> **Prompt**
Please give the listing again, word for word, with nothing left out.

> **Supplied records**
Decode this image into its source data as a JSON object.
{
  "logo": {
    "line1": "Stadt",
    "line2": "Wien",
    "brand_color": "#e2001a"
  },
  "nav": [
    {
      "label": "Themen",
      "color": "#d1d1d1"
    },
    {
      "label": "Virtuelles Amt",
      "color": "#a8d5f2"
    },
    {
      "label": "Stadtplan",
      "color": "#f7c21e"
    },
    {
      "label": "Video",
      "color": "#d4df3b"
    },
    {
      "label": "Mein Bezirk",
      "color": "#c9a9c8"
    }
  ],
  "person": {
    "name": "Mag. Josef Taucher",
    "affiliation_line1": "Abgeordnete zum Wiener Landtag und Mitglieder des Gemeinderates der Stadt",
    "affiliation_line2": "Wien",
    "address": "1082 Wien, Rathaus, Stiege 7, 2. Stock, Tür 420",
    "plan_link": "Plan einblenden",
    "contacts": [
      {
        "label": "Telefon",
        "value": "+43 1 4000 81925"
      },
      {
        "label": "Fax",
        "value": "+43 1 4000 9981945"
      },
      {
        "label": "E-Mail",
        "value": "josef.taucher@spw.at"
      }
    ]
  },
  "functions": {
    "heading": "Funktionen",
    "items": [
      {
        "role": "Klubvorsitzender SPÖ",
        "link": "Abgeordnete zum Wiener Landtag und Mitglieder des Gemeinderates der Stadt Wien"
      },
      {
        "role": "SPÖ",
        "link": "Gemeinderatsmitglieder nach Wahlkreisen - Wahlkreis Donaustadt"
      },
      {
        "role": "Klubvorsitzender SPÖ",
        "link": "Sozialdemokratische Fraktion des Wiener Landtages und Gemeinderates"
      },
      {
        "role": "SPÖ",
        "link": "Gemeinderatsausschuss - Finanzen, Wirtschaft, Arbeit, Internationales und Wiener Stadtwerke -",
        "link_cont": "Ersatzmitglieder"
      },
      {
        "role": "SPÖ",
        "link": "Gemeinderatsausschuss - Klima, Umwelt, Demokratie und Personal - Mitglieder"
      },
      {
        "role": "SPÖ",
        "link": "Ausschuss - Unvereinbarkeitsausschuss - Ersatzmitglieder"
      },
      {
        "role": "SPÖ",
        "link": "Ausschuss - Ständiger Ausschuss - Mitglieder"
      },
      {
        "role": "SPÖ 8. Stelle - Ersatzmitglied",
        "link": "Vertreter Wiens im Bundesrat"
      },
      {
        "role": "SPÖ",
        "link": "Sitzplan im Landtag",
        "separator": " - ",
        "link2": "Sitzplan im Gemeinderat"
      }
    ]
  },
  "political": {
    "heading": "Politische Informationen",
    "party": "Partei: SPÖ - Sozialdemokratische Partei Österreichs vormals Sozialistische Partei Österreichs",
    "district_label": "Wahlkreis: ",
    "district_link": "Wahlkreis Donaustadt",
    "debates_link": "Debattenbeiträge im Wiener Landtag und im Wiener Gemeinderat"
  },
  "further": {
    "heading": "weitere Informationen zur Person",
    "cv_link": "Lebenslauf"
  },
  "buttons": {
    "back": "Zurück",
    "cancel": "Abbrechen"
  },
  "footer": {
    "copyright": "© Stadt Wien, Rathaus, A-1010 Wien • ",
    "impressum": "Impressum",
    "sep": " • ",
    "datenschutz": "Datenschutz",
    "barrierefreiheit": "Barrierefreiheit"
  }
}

> **Finished answer**
Decode this image into its source data as a JSON object.
{
  "logo": {
    "line1": "Stadt",
    "line2": "Wien",
    "brand_color": "#e2001a"
  },
  "nav": [
    {
      "label": "Themen",
      "color": "#d1d1d1"
    },
    {
      "label": "Virtuelles Amt",
      "color": "#a8d5f2"
    },
    {
      "label": "Stadtplan",
      "color": "#f7c21e"
    },
    {
      "label": "Video",
      "color": "#d4df3b"
    },
    {
      "label": "Mein Bezirk",
      "color": "#c9a9c8"
    }
  ],
  "person": {
    "name": "Mag. Josef Taucher",
    "affiliation_line1": "Abgeordnete zum Wiener Landtag und Mitglieder des Gemeinderates der Stadt",
    "affiliation_line2": "Wien",
    "address": "1082 Wien, Rathaus, Stiege 7, 2. Stock, Tür 420",
    "plan_link": "Plan einblenden",
    "contacts": [
      {
        "label": "Telefon",
        "value": "+43 1 4000 81925"
      },
      {
        "label": "Fax",
        "value": "+43 1 4000 9981945"
      },
      {
        "label": "E-Mail",
        "value": "josef.taucher@spw.at"
      }
    ]
  },
  "functions": {
    "heading": "Funktionen",
    "items": [
      {
        "role": "Klubvorsitzender SPÖ",
        "link": "Abgeordnete zum Wiener Landtag und Mitglieder des Gemeinderates der Stadt Wien"
      },
      {
        "role": "SPÖ",
        "link": "Gemeinderatsmitglieder nach Wahlkreisen - Wahlkreis Donaustadt"
      },
      {
        "role": "Klubvorsitzender SPÖ",
        "link": "Sozialdemokratische Fraktion des Wiener Landtages und Gemeinderates"
      },
      {
        "role": "SPÖ",
        "link": "Gemeinderatsausschuss - Finanzen, Wirtschaft, Arbeit, Internationales und Wiener Stadtwerke -",
        "link_cont": "Ersatzmitglieder"
      },
      {
        "role": "SPÖ",
        "link": "Gemeinderatsausschuss - Klima, Umwelt, Demokratie und Personal - Mitglieder"
      },
      {
        "role": "SPÖ",
        "link": "Ausschuss - Unvereinbarkeitsausschuss - Ersatzmitglieder"
      },
      {
        "role": "SPÖ",
        "link": "Ausschuss - Ständiger Ausschuss - Mitglieder"
      },
      {
        "role": "SPÖ 8. Stelle - Ersatzmitglied",
        "link": "Vertreter Wiens im Bundesrat"
      },
      {
        "role": "SPÖ",
        "link": "Sitzplan im Landtag",
        "separator": " - ",
        "link2": "Sitzplan im Gemeinderat"
      }
    ]
  },
  "political": {
    "heading": "Politische Informationen",
    "party": "Partei: SPÖ - Sozialdemokratische Partei Österreichs vormals Sozialistische Partei Österreichs",
    "district_label": "Wahlkreis: ",
    "district_link": "Wahlkreis Donaustadt",
    "debates_link": "Debattenbeiträge im Wiener Landtag und im Wiener Gemeinderat"
  },
  "further": {
    "heading": "weitere Informationen zur Person",
    "cv_link": "Lebenslauf"
  },
  "buttons": {
    "back": "Zurück",
    "cancel": "Abbrechen"
  },
  "footer": {
    "copyright": "© Stadt Wien, Rathaus, A-1010 Wien • ",
    "impressum": "Impressum",
    "sep": " • ",
    "datenschutz": "Datenschutz",
    "barrierefreiheit": "Barrierefreiheit"
  }
}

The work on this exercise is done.